■ Extracted data entries
========================================
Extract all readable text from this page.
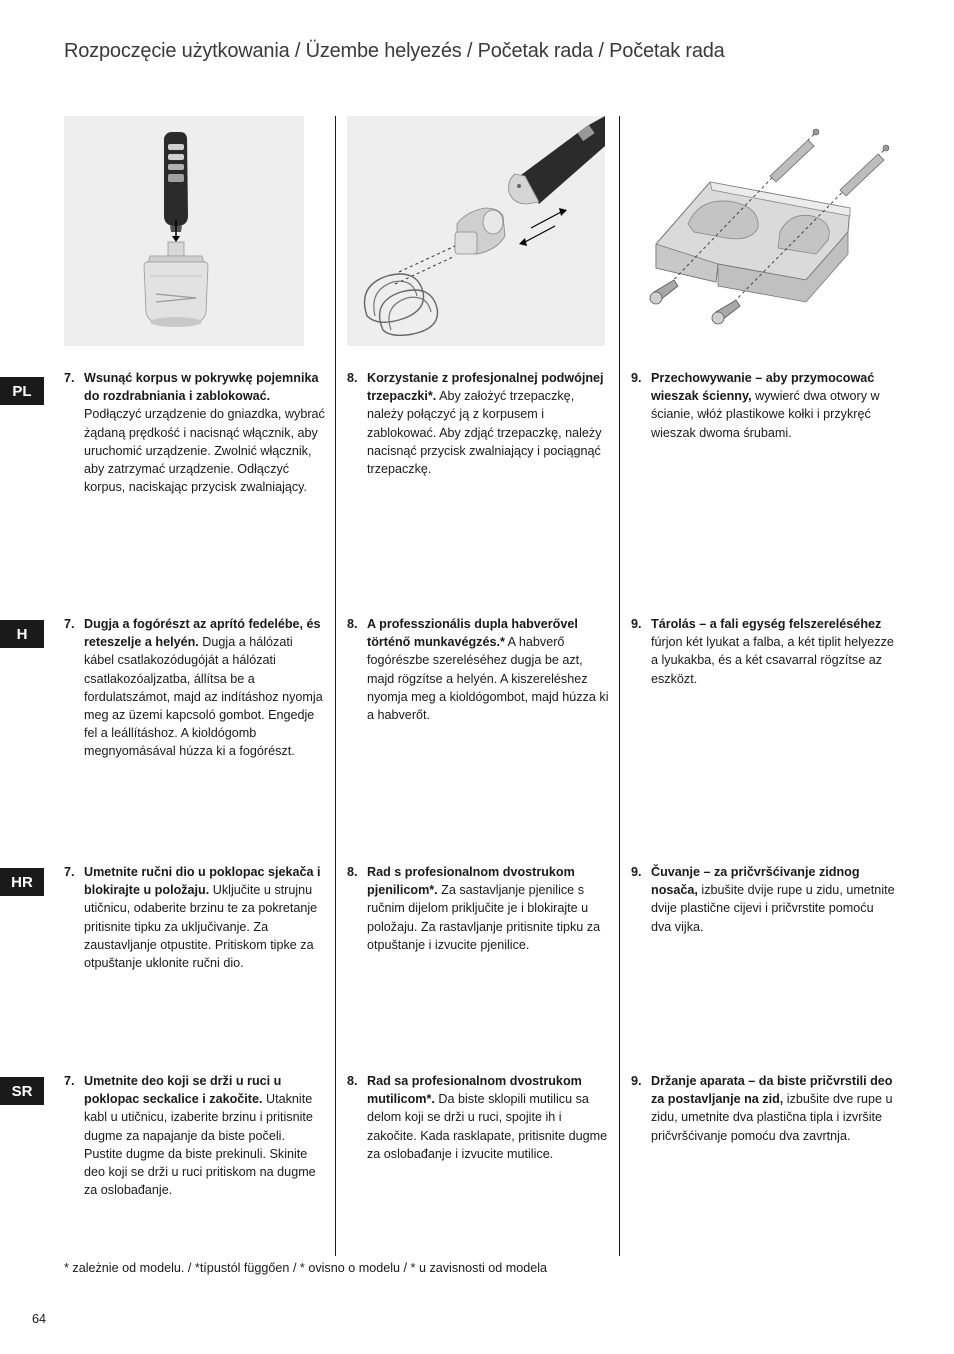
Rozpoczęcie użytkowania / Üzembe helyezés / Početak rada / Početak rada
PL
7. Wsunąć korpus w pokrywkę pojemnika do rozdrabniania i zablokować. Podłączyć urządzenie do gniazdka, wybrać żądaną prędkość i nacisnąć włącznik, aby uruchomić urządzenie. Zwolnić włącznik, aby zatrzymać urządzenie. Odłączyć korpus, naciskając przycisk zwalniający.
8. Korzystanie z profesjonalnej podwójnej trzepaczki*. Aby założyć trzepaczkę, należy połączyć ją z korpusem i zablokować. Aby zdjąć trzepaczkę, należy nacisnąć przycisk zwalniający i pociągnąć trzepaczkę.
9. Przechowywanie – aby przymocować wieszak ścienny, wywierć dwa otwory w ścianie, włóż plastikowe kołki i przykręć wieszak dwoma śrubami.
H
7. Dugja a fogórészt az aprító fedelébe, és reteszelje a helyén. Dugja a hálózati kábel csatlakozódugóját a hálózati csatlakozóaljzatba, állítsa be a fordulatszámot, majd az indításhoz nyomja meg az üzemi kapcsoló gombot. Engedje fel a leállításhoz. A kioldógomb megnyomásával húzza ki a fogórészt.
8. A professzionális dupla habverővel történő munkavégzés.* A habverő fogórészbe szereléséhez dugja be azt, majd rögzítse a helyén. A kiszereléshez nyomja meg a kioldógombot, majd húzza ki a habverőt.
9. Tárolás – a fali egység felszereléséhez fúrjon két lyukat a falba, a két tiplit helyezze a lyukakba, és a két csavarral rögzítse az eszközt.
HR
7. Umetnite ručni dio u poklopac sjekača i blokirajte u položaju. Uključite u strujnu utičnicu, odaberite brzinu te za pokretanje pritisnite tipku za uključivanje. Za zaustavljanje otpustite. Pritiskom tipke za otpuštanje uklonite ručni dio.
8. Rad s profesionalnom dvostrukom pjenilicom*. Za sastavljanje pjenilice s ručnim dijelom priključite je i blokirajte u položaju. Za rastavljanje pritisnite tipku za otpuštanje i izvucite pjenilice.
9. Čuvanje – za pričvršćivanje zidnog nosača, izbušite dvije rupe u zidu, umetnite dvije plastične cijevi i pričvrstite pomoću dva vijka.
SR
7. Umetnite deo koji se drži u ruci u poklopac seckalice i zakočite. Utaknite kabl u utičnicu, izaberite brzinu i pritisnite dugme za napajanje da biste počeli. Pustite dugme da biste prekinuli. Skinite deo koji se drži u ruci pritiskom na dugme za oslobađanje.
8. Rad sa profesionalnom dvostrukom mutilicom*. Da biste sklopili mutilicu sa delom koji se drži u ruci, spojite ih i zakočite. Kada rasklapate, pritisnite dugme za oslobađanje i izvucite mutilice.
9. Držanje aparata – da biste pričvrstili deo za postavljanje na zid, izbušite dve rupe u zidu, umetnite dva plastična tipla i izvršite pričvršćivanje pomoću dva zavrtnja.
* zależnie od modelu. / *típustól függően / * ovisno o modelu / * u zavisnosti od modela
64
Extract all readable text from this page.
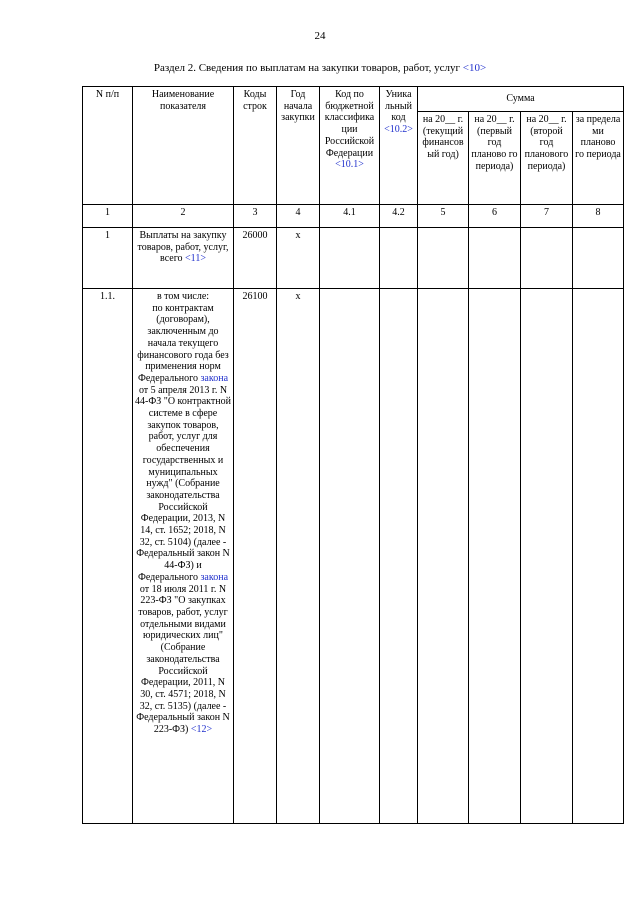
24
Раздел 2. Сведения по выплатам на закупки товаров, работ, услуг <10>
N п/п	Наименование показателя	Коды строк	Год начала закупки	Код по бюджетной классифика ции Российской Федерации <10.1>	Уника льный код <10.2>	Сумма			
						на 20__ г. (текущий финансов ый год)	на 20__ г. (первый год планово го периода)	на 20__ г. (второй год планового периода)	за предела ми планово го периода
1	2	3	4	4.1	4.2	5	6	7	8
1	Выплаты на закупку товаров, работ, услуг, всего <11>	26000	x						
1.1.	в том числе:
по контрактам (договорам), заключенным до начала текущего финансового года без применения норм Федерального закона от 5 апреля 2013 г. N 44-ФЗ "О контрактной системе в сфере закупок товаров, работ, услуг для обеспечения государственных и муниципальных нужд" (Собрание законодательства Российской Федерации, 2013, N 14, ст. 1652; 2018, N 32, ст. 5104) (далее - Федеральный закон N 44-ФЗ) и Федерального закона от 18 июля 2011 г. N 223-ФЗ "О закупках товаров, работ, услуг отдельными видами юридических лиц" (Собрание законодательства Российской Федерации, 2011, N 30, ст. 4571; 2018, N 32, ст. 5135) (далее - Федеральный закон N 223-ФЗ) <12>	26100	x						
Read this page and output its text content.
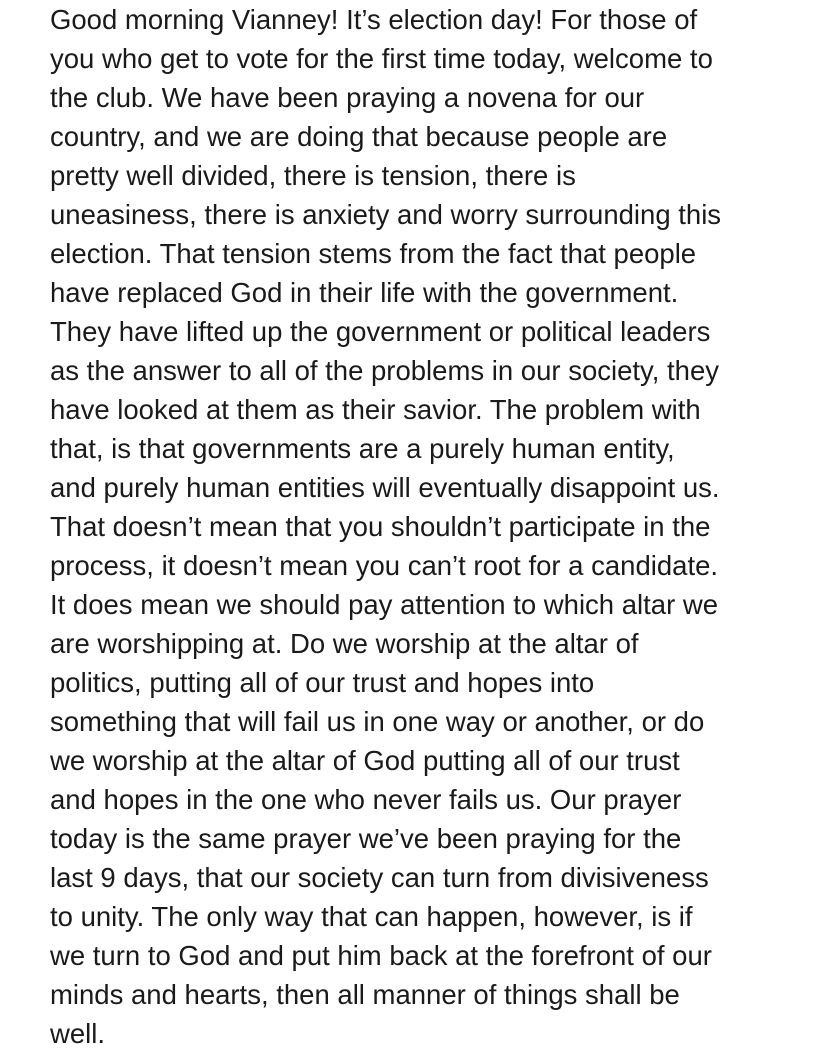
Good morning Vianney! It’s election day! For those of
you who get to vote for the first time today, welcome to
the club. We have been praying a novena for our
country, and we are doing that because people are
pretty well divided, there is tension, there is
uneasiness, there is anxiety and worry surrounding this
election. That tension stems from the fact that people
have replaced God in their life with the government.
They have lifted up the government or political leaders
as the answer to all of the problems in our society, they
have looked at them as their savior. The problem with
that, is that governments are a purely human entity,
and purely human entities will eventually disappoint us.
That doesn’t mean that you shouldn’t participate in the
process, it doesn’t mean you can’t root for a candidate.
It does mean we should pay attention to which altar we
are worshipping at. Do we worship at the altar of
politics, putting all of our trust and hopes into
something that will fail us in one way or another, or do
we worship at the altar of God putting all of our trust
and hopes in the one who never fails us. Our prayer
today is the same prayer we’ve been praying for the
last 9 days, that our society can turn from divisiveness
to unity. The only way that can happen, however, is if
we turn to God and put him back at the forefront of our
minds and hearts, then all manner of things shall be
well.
========================================
■ THE PROBLEM
Repeat exactly the lines from the one holding "Read this page and output its text content." through the last line of the entries, both included; the pictures do not belong in the copy.

■ EXERCISE ANSWER
Read this page and output its text content.
Good morning Vianney! It’s election day! For those of
you who get to vote for the first time today, welcome to
the club. We have been praying a novena for our
country, and we are doing that because people are
pretty well divided, there is tension, there is
uneasiness, there is anxiety and worry surrounding this
election. That tension stems from the fact that people
have replaced God in their life with the government.
They have lifted up the government or political leaders
as the answer to all of the problems in our society, they
have looked at them as their savior. The problem with
that, is that governments are a purely human entity,
and purely human entities will eventually disappoint us.
That doesn’t mean that you shouldn’t participate in the
process, it doesn’t mean you can’t root for a candidate.
It does mean we should pay attention to which altar we
are worshipping at. Do we worship at the altar of
politics, putting all of our trust and hopes into
something that will fail us in one way or another, or do
we worship at the altar of God putting all of our trust
and hopes in the one who never fails us. Our prayer
today is the same prayer we’ve been praying for the
last 9 days, that our society can turn from divisiveness
to unity. The only way that can happen, however, is if
we turn to God and put him back at the forefront of our
minds and hearts, then all manner of things shall be
well.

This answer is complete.